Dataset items
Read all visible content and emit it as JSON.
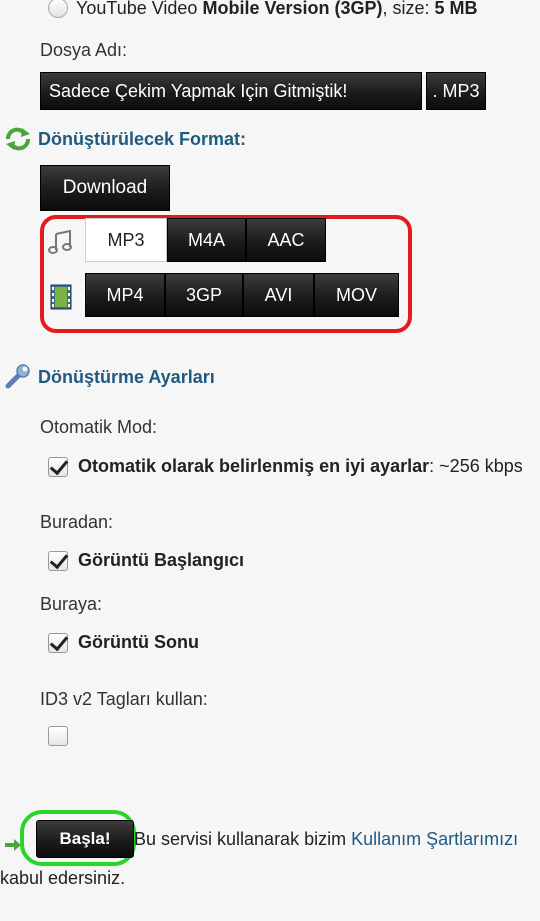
{
  "video_option": {
    "prefix": "YouTube Video ",
    "bold": "Mobile Version (3GP)",
    "size_label": ", size: ",
    "size_value": "5 MB"
  },
  "filename": {
    "label": "Dosya Adı:",
    "value": "Sadece Çekim Yapmak Için Gitmiştik!",
    "extension": ". MP3"
  },
  "convert_format": {
    "title": "Dönüştürülecek Format:",
    "download_label": "Download",
    "audio_formats": [
      "MP3",
      "M4A",
      "AAC"
    ],
    "video_formats": [
      "MP4",
      "3GP",
      "AVI",
      "MOV"
    ],
    "selected": "MP3"
  },
  "settings": {
    "title": "Dönüştürme Ayarları",
    "auto_mode_label": "Otomatik Mod:",
    "auto_mode_option": "Otomatik olarak belirlenmiş en iyi ayarlar",
    "auto_mode_suffix": " : ~256 kbps",
    "from_label": "Buradan:",
    "from_option": "Görüntü Başlangıcı",
    "to_label": "Buraya:",
    "to_option": "Görüntü Sonu",
    "id3_label": "ID3 v2 Tagları kullan:"
  },
  "footer": {
    "start_label": "Başla!",
    "terms_prefix": " Bu servisi kullanarak bizim ",
    "terms_link": "Kullanım Şartlarımızı",
    "terms_suffix": "kabul edersiniz."
  },
  "colors": {
    "accent": "#1f5a83",
    "highlight_red": "#e31b1b",
    "highlight_green": "#2ad42a"
  }
}
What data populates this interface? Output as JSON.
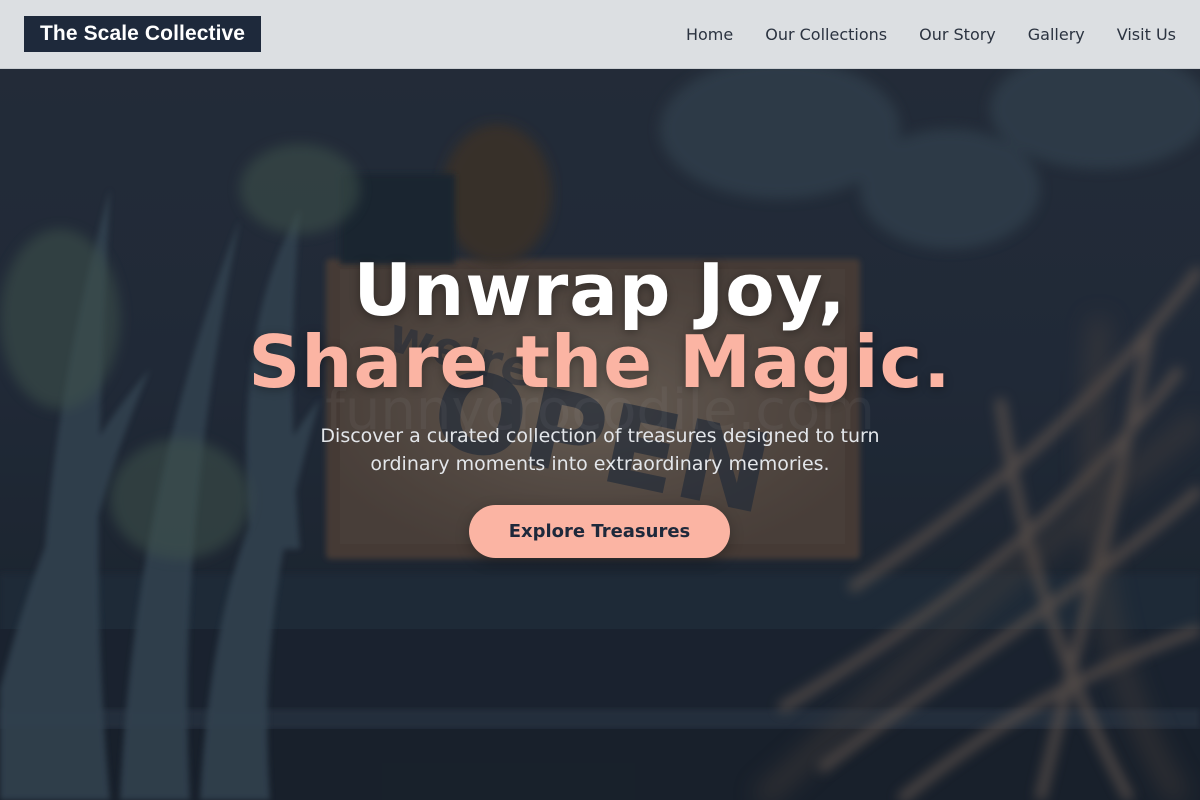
{
  "header": {
    "logo": "The Scale Collective",
    "nav": [
      {
        "label": "Home"
      },
      {
        "label": "Our Collections"
      },
      {
        "label": "Our Story"
      },
      {
        "label": "Gallery"
      },
      {
        "label": "Visit Us"
      }
    ]
  },
  "hero": {
    "headline_line1": "Unwrap Joy,",
    "headline_line2": "Share the Magic.",
    "subtext": "Discover a curated collection of treasures designed to turn ordinary moments into extraordinary memories.",
    "cta_label": "Explore Treasures",
    "background": "shop-window-open-sign-plants-photo"
  },
  "colors": {
    "header_bg": "#dcdfe2",
    "logo_bg": "#1e293b",
    "accent": "#fbb4a3",
    "hero_text": "#ffffff"
  }
}
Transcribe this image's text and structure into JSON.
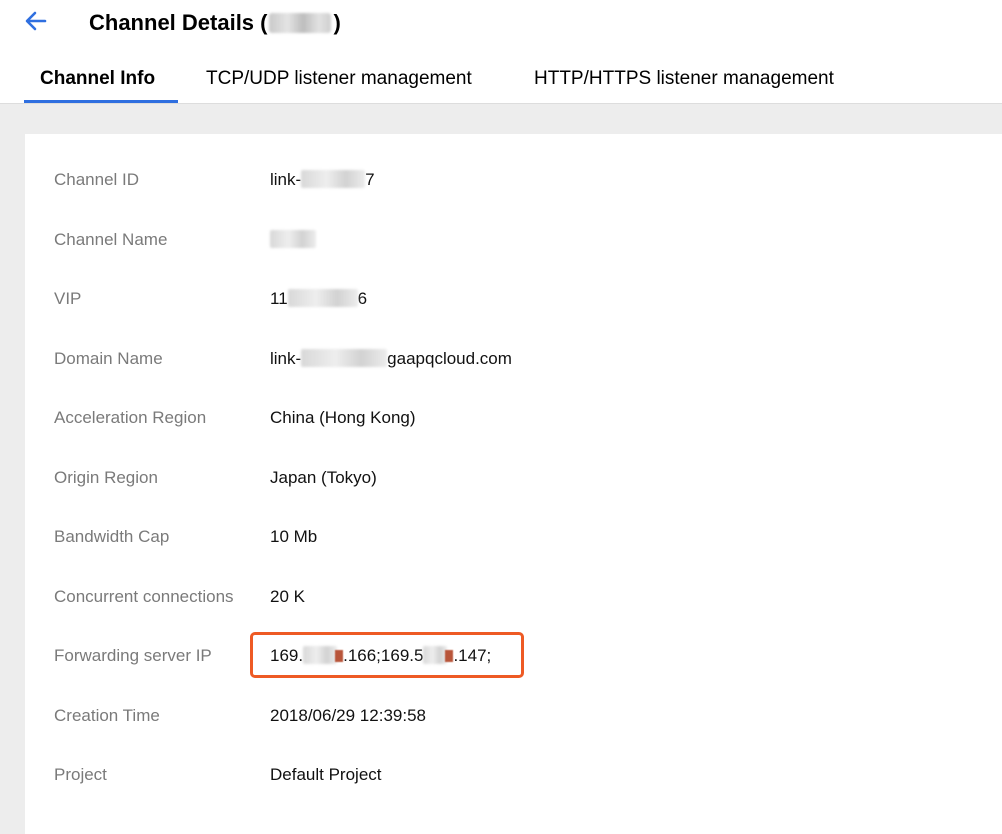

» WHAT TO PRODUCE
Would you mind returning each entry above word for word, skipping the images?

» FINISHED ANSWER
Read all visible content and emit it as JSON.
{
  "video_option": {
    "prefix": "YouTube Video ",
    "bold": "Mobile Version (3GP)",
    "size_label": ", size: ",
    "size_value": "5 MB"
  },
  "filename": {
    "label": "Dosya Adı:",
    "value": "Sadece Çekim Yapmak Için Gitmiştik!",
    "extension": ". MP3"
  },
  "convert_format": {
    "title": "Dönüştürülecek Format:",
    "download_label": "Download",
    "audio_formats": [
      "MP3",
      "M4A",
      "AAC"
    ],
    "video_formats": [
      "MP4",
      "3GP",
      "AVI",
      "MOV"
    ],
    "selected": "MP3"
  },
  "settings": {
    "title": "Dönüştürme Ayarları",
    "auto_mode_label": "Otomatik Mod:",
    "auto_mode_option": "Otomatik olarak belirlenmiş en iyi ayarlar",
    "auto_mode_suffix": " : ~256 kbps",
    "from_label": "Buradan:",
    "from_option": "Görüntü Başlangıcı",
    "to_label": "Buraya:",
    "to_option": "Görüntü Sonu",
    "id3_label": "ID3 v2 Tagları kullan:"
  },
  "footer": {
    "start_label": "Başla!",
    "terms_prefix": " Bu servisi kullanarak bizim ",
    "terms_link": "Kullanım Şartlarımızı",
    "terms_suffix": "kabul edersiniz."
  },
  "colors": {
    "accent": "#1f5a83",
    "highlight_red": "#e31b1b",
    "highlight_green": "#2ad42a"
  }
}
What data populates this interface? Output as JSON.
{
  "header": {
    "logo": "The Scale Collective",
    "nav": [
      {
        "label": "Home"
      },
      {
        "label": "Our Collections"
      },
      {
        "label": "Our Story"
      },
      {
        "label": "Gallery"
      },
      {
        "label": "Visit Us"
      }
    ]
  },
  "hero": {
    "headline_line1": "Unwrap Joy,",
    "headline_line2": "Share the Magic.",
    "subtext": "Discover a curated collection of treasures designed to turn ordinary moments into extraordinary memories.",
    "cta_label": "Explore Treasures",
    "background": "shop-window-open-sign-plants-photo"
  },
  "colors": {
    "header_bg": "#dcdfe2",
    "logo_bg": "#1e293b",
    "accent": "#fbb4a3",
    "hero_text": "#ffffff"
  }
}
Transcribe this image's text and structure into JSON.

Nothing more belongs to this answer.